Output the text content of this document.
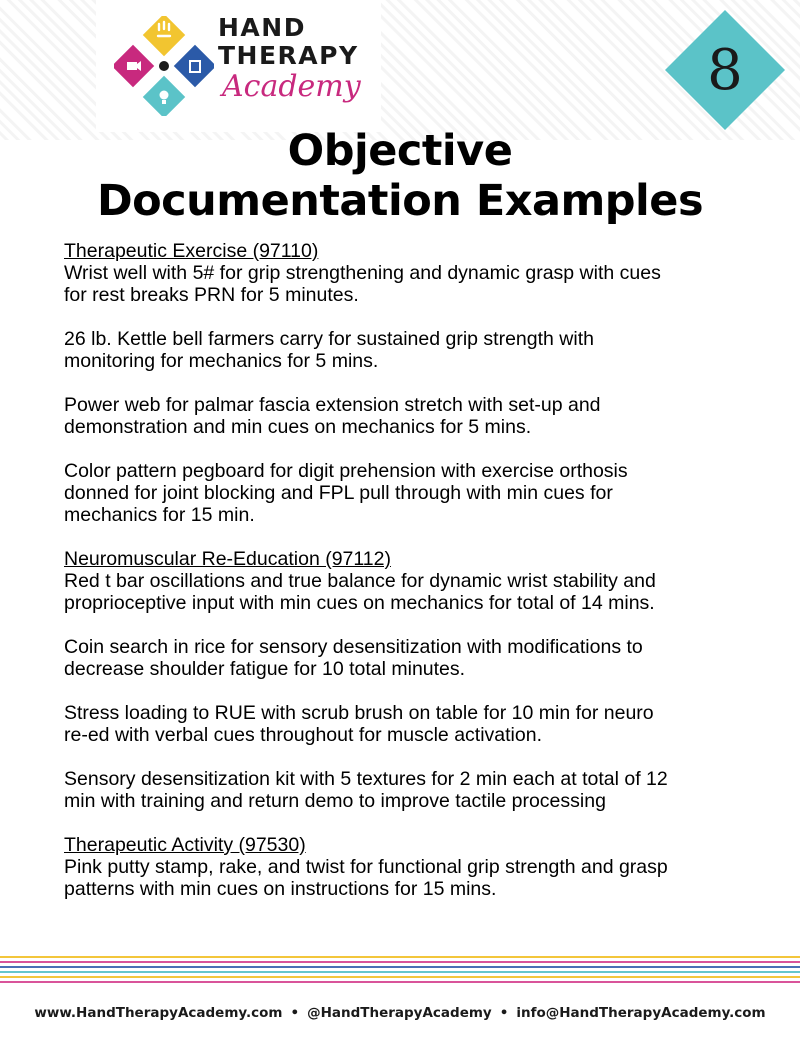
HAND
THERAPY
Academy	8
Objective
Documentation Examples
Therapeutic Exercise (97110)
Wrist well with 5# for grip strengthening and dynamic grasp with cues
for rest breaks PRN for 5 minutes.
26 lb. Kettle bell farmers carry for sustained grip strength with
monitoring for mechanics for 5 mins.
Power web for palmar fascia extension stretch with set-up and
demonstration and min cues on mechanics for 5 mins.
Color pattern pegboard for digit prehension with exercise orthosis
donned for joint blocking and FPL pull through with min cues for
mechanics for 15 min.
Neuromuscular Re-Education (97112)
Red t bar oscillations and true balance for dynamic wrist stability and
proprioceptive input with min cues on mechanics for total of 14 mins.
Coin search in rice for sensory desensitization with modifications to
decrease shoulder fatigue for 10 total minutes.
Stress loading to RUE with scrub brush on table for 10 min for neuro
re-ed with verbal cues throughout for muscle activation.
Sensory desensitization kit with 5 textures for 2 min each at total of 12
min with training and return demo to improve tactile processing
Therapeutic Activity (97530)
Pink putty stamp, rake, and twist for functional grip strength and grasp
patterns with min cues on instructions for 15 mins.
www.HandTherapyAcademy.com • @HandTherapyAcademy • info@HandTherapyAcademy.com
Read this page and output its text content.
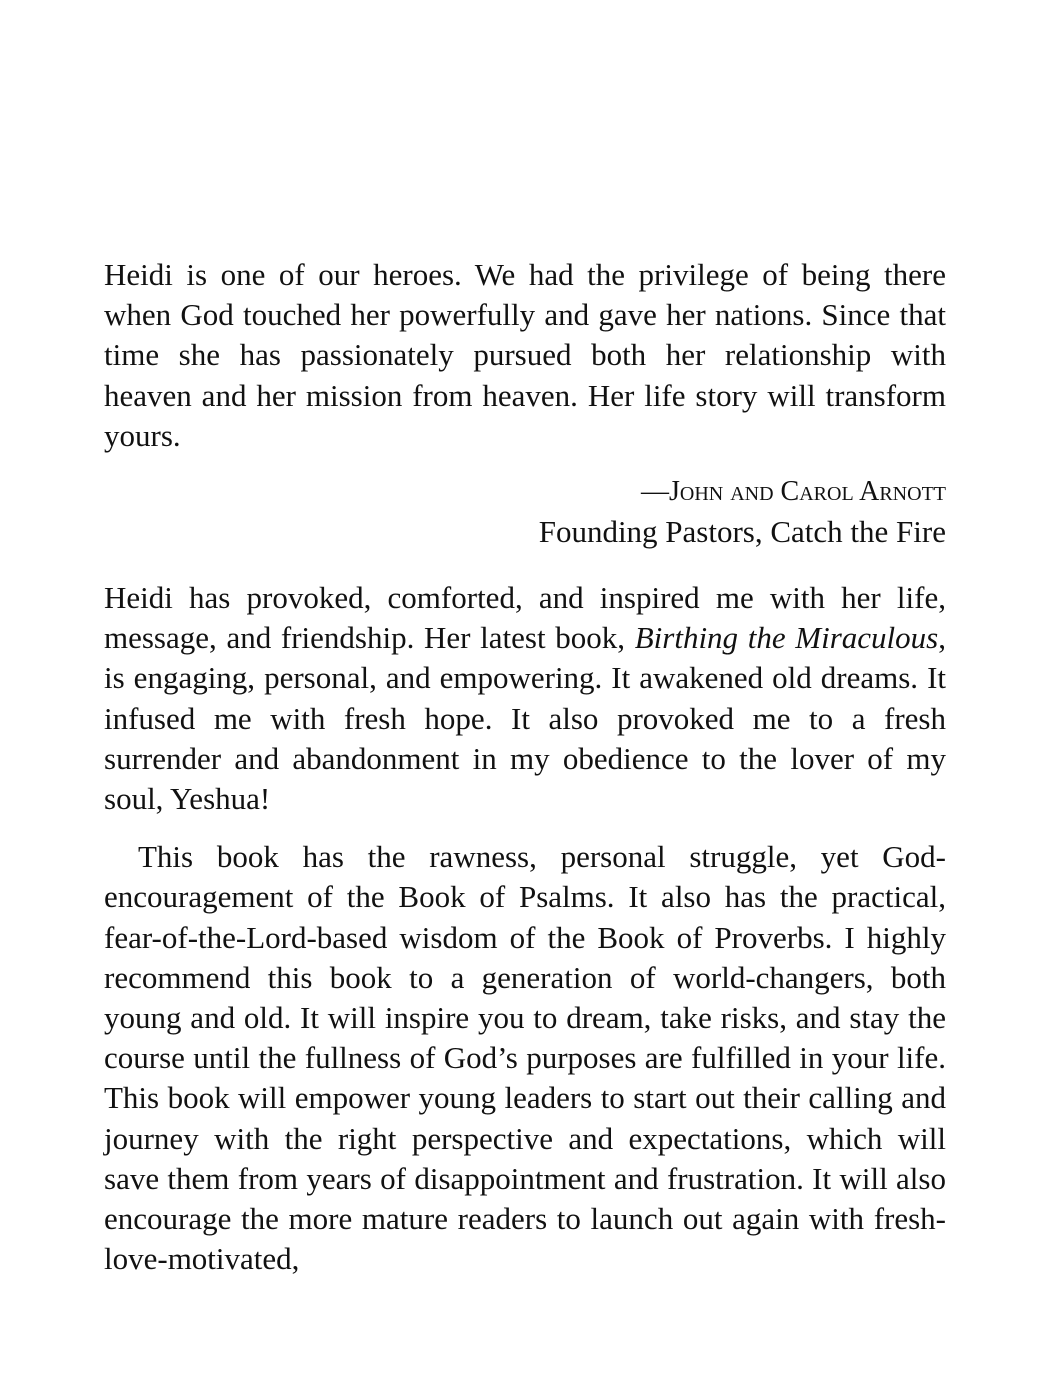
Heidi is one of our heroes. We had the privilege of being there when God touched her powerfully and gave her nations. Since that time she has passionately pursued both her relationship with heaven and her mission from heaven. Her life story will transform yours.

—John and Carol Arnott
Founding Pastors, Catch the Fire

Heidi has provoked, comforted, and inspired me with her life, message, and friendship. Her latest book, Birthing the Miraculous, is engaging, personal, and empowering. It awakened old dreams. It infused me with fresh hope. It also provoked me to a fresh surrender and abandonment in my obedience to the lover of my soul, Yeshua!

This book has the rawness, personal struggle, yet God-encouragement of the Book of Psalms. It also has the practical, fear-of-the-Lord-based wisdom of the Book of Proverbs. I highly recommend this book to a generation of world-changers, both young and old. It will inspire you to dream, take risks, and stay the course until the fullness of God’s purposes are fulfilled in your life. This book will empower young leaders to start out their calling and journey with the right perspective and expectations, which will save them from years of disappointment and frustration. It will also encourage the more mature readers to launch out again with fresh-love-motivated,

▶ _TASK STATEMENT_: Transcribe all entries above exactly. Drop the pictures.

▶ _SOLUTION FOR THIS EXERCISE_:
Output the text content of this document.
HAND
THERAPY
Academy	8
Objective
Documentation Examples
Therapeutic Exercise (97110)
Wrist well with 5# for grip strengthening and dynamic grasp with cues
for rest breaks PRN for 5 minutes.
26 lb. Kettle bell farmers carry for sustained grip strength with
monitoring for mechanics for 5 mins.
Power web for palmar fascia extension stretch with set-up and
demonstration and min cues on mechanics for 5 mins.
Color pattern pegboard for digit prehension with exercise orthosis
donned for joint blocking and FPL pull through with min cues for
mechanics for 15 min.
Neuromuscular Re-Education (97112)
Red t bar oscillations and true balance for dynamic wrist stability and
proprioceptive input with min cues on mechanics for total of 14 mins.
Coin search in rice for sensory desensitization with modifications to
decrease shoulder fatigue for 10 total minutes.
Stress loading to RUE with scrub brush on table for 10 min for neuro
re-ed with verbal cues throughout for muscle activation.
Sensory desensitization kit with 5 textures for 2 min each at total of 12
min with training and return demo to improve tactile processing
Therapeutic Activity (97530)
Pink putty stamp, rake, and twist for functional grip strength and grasp
patterns with min cues on instructions for 15 mins.
www.HandTherapyAcademy.com • @HandTherapyAcademy • info@HandTherapyAcademy.com
Read this page and output its text content.
Heidi is one of our heroes. We had the privilege of being there when God touched her powerfully and gave her nations. Since that time she has passionately pursued both her relationship with heaven and her mission from heaven. Her life story will transform yours.

—John and Carol Arnott
Founding Pastors, Catch the Fire

Heidi has provoked, comforted, and inspired me with her life, message, and friendship. Her latest book, Birthing the Miraculous, is engaging, personal, and empowering. It awakened old dreams. It infused me with fresh hope. It also provoked me to a fresh surrender and abandonment in my obedience to the lover of my soul, Yeshua!

This book has the rawness, personal struggle, yet God-encouragement of the Book of Psalms. It also has the practical, fear-of-the-Lord-based wisdom of the Book of Proverbs. I highly recommend this book to a generation of world-changers, both young and old. It will inspire you to dream, take risks, and stay the course until the fullness of God’s purposes are fulfilled in your life. This book will empower young leaders to start out their calling and journey with the right perspective and expectations, which will save them from years of disappointment and frustration. It will also encourage the more mature readers to launch out again with fresh-love-motivated,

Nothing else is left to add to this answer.